* START PROVIDED INFORMATION *
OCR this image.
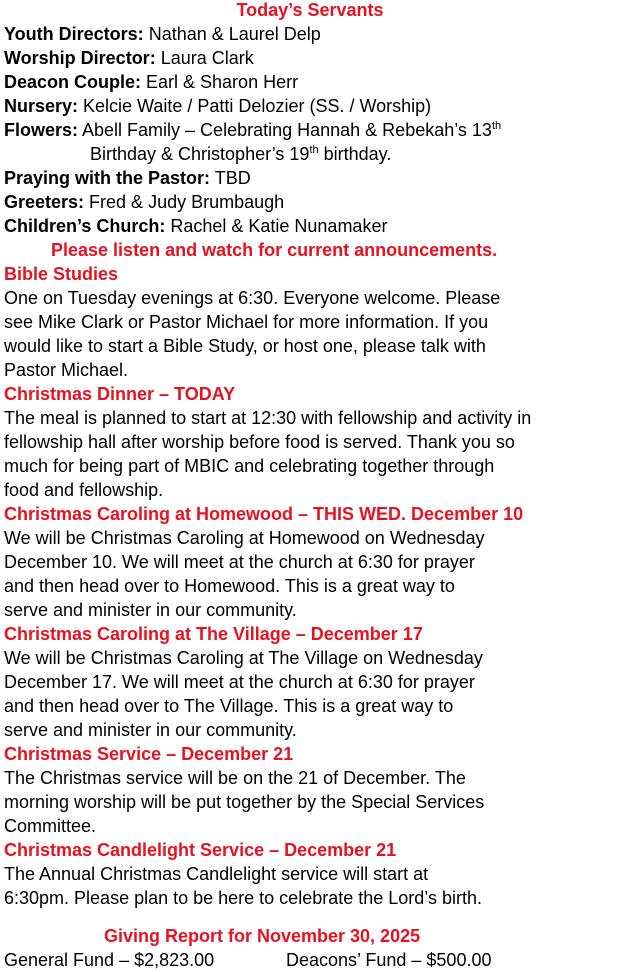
Today’s Servants
Youth Directors: Nathan & Laurel Delp
Worship Director: Laura Clark
Deacon Couple: Earl & Sharon Herr
Nursery: Kelcie Waite / Patti Delozier (SS. / Worship)
Flowers: Abell Family – Celebrating Hannah & Rebekah’s 13th
Birthday & Christopher’s 19th birthday.
Praying with the Pastor: TBD
Greeters: Fred & Judy Brumbaugh
Children’s Church: Rachel & Katie Nunamaker
Please listen and watch for current announcements.
Bible Studies
One on Tuesday evenings at 6:30. Everyone welcome. Please
see Mike Clark or Pastor Michael for more information. If you
would like to start a Bible Study, or host one, please talk with
Pastor Michael.
Christmas Dinner – TODAY
The meal is planned to start at 12:30 with fellowship and activity in
fellowship hall after worship before food is served. Thank you so
much for being part of MBIC and celebrating together through
food and fellowship.
Christmas Caroling at Homewood – THIS WED. December 10
We will be Christmas Caroling at Homewood on Wednesday
December 10. We will meet at the church at 6:30 for prayer
and then head over to Homewood. This is a great way to
serve and minister in our community.
Christmas Caroling at The Village – December 17
We will be Christmas Caroling at The Village on Wednesday
December 17. We will meet at the church at 6:30 for prayer
and then head over to The Village. This is a great way to
serve and minister in our community.
Christmas Service – December 21
The Christmas service will be on the 21 of December. The
morning worship will be put together by the Special Services
Committee.
Christmas Candlelight Service – December 21
The Annual Christmas Candlelight service will start at
6:30pm. Please plan to be here to celebrate the Lord’s birth.
Giving Report for November 30, 2025
General Fund – $2,823.00	Deacons’ Fund – $500.00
* END PROVIDED INFORMATION *
## WHAT YOU SHOULD DO
Pull out all lines from the entries above in which the word "Village" appears.

## FINAL RESULT
Christmas Caroling at The Village – December 17
We will be Christmas Caroling at The Village on Wednesday
and then head over to The Village. This is a great way to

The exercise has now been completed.